## TASK OBJECTIVE
Quote all entries exactly, leaving pictures aside.
## BEGIN DATASET EXCERPTS
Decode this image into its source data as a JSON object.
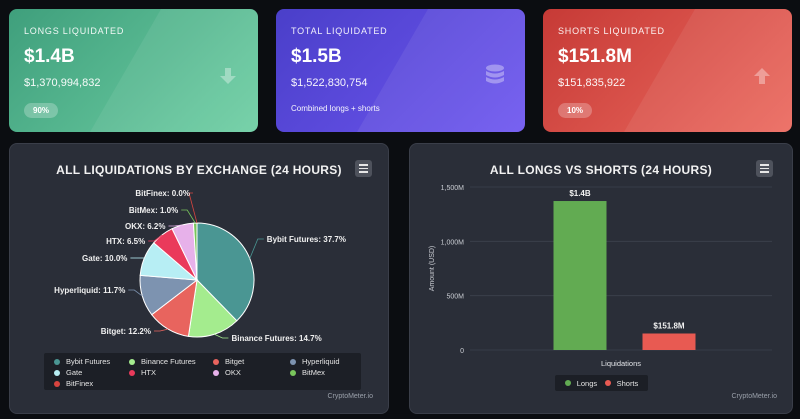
{
  "cards": {
    "longs": {
      "label": "LONGS LIQUIDATED",
      "value_short": "$1.4B",
      "value_full": "$1,370,994,832",
      "badge": "90%",
      "icon": "arrow-down-icon"
    },
    "total": {
      "label": "TOTAL LIQUIDATED",
      "value_short": "$1.5B",
      "value_full": "$1,522,830,754",
      "subtitle": "Combined longs + shorts",
      "icon": "database-icon"
    },
    "shorts": {
      "label": "SHORTS LIQUIDATED",
      "value_short": "$151.8M",
      "value_full": "$151,835,922",
      "badge": "10%",
      "icon": "arrow-up-icon"
    }
  },
  "pie_panel": {
    "credit": "CryptoMeter.io"
  },
  "bar_panel": {
    "credit": "CryptoMeter.io"
  },
  "chart_data": [
    {
      "type": "pie",
      "title": "ALL LIQUIDATIONS BY EXCHANGE (24 HOURS)",
      "slices": [
        {
          "name": "Bybit Futures",
          "value": 37.7,
          "label": "Bybit Futures: 37.7%",
          "color": "#4a9693"
        },
        {
          "name": "Binance Futures",
          "value": 14.7,
          "label": "Binance Futures: 14.7%",
          "color": "#a4ec8e"
        },
        {
          "name": "Bitget",
          "value": 12.2,
          "label": "Bitget: 12.2%",
          "color": "#e8645e"
        },
        {
          "name": "Hyperliquid",
          "value": 11.7,
          "label": "Hyperliquid: 11.7%",
          "color": "#7d93b0"
        },
        {
          "name": "Gate",
          "value": 10.0,
          "label": "Gate: 10.0%",
          "color": "#b7eef4"
        },
        {
          "name": "HTX",
          "value": 6.5,
          "label": "HTX: 6.5%",
          "color": "#ea3a5b"
        },
        {
          "name": "OKX",
          "value": 6.2,
          "label": "OKX: 6.2%",
          "color": "#e7b1ea"
        },
        {
          "name": "BitMex",
          "value": 1.0,
          "label": "BitMex: 1.0%",
          "color": "#79c55c"
        },
        {
          "name": "BitFinex",
          "value": 0.0,
          "label": "BitFinex: 0.0%",
          "color": "#d8443f"
        }
      ],
      "legend": [
        "Bybit Futures",
        "Binance Futures",
        "Bitget",
        "Hyperliquid",
        "Gate",
        "HTX",
        "OKX",
        "BitMex",
        "BitFinex"
      ],
      "legend_position": "bottom"
    },
    {
      "type": "bar",
      "title": "ALL LONGS VS SHORTS (24 HOURS)",
      "categories": [
        "Liquidations"
      ],
      "xlabel": "Liquidations",
      "ylabel": "Amount (USD)",
      "yticks": [
        "0",
        "500M",
        "1,000M",
        "1,500M"
      ],
      "ylim": [
        0,
        1500000000
      ],
      "grid": true,
      "series": [
        {
          "name": "Longs",
          "values": [
            1370994832
          ],
          "data_label": "$1.4B",
          "color": "#62ab52"
        },
        {
          "name": "Shorts",
          "values": [
            151835922
          ],
          "data_label": "$151.8M",
          "color": "#e85a52"
        }
      ],
      "legend_position": "bottom"
    }
  ]
}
## END DATASET EXCERPTS
## SOLUTION
Decode this image into its source data as a JSON object.
{
  "cards": {
    "longs": {
      "label": "LONGS LIQUIDATED",
      "value_short": "$1.4B",
      "value_full": "$1,370,994,832",
      "badge": "90%",
      "icon": "arrow-down-icon"
    },
    "total": {
      "label": "TOTAL LIQUIDATED",
      "value_short": "$1.5B",
      "value_full": "$1,522,830,754",
      "subtitle": "Combined longs + shorts",
      "icon": "database-icon"
    },
    "shorts": {
      "label": "SHORTS LIQUIDATED",
      "value_short": "$151.8M",
      "value_full": "$151,835,922",
      "badge": "10%",
      "icon": "arrow-up-icon"
    }
  },
  "pie_panel": {
    "credit": "CryptoMeter.io"
  },
  "bar_panel": {
    "credit": "CryptoMeter.io"
  },
  "chart_data": [
    {
      "type": "pie",
      "title": "ALL LIQUIDATIONS BY EXCHANGE (24 HOURS)",
      "slices": [
        {
          "name": "Bybit Futures",
          "value": 37.7,
          "label": "Bybit Futures: 37.7%",
          "color": "#4a9693"
        },
        {
          "name": "Binance Futures",
          "value": 14.7,
          "label": "Binance Futures: 14.7%",
          "color": "#a4ec8e"
        },
        {
          "name": "Bitget",
          "value": 12.2,
          "label": "Bitget: 12.2%",
          "color": "#e8645e"
        },
        {
          "name": "Hyperliquid",
          "value": 11.7,
          "label": "Hyperliquid: 11.7%",
          "color": "#7d93b0"
        },
        {
          "name": "Gate",
          "value": 10.0,
          "label": "Gate: 10.0%",
          "color": "#b7eef4"
        },
        {
          "name": "HTX",
          "value": 6.5,
          "label": "HTX: 6.5%",
          "color": "#ea3a5b"
        },
        {
          "name": "OKX",
          "value": 6.2,
          "label": "OKX: 6.2%",
          "color": "#e7b1ea"
        },
        {
          "name": "BitMex",
          "value": 1.0,
          "label": "BitMex: 1.0%",
          "color": "#79c55c"
        },
        {
          "name": "BitFinex",
          "value": 0.0,
          "label": "BitFinex: 0.0%",
          "color": "#d8443f"
        }
      ],
      "legend": [
        "Bybit Futures",
        "Binance Futures",
        "Bitget",
        "Hyperliquid",
        "Gate",
        "HTX",
        "OKX",
        "BitMex",
        "BitFinex"
      ],
      "legend_position": "bottom"
    },
    {
      "type": "bar",
      "title": "ALL LONGS VS SHORTS (24 HOURS)",
      "categories": [
        "Liquidations"
      ],
      "xlabel": "Liquidations",
      "ylabel": "Amount (USD)",
      "yticks": [
        "0",
        "500M",
        "1,000M",
        "1,500M"
      ],
      "ylim": [
        0,
        1500000000
      ],
      "grid": true,
      "series": [
        {
          "name": "Longs",
          "values": [
            1370994832
          ],
          "data_label": "$1.4B",
          "color": "#62ab52"
        },
        {
          "name": "Shorts",
          "values": [
            151835922
          ],
          "data_label": "$151.8M",
          "color": "#e85a52"
        }
      ],
      "legend_position": "bottom"
    }
  ]
}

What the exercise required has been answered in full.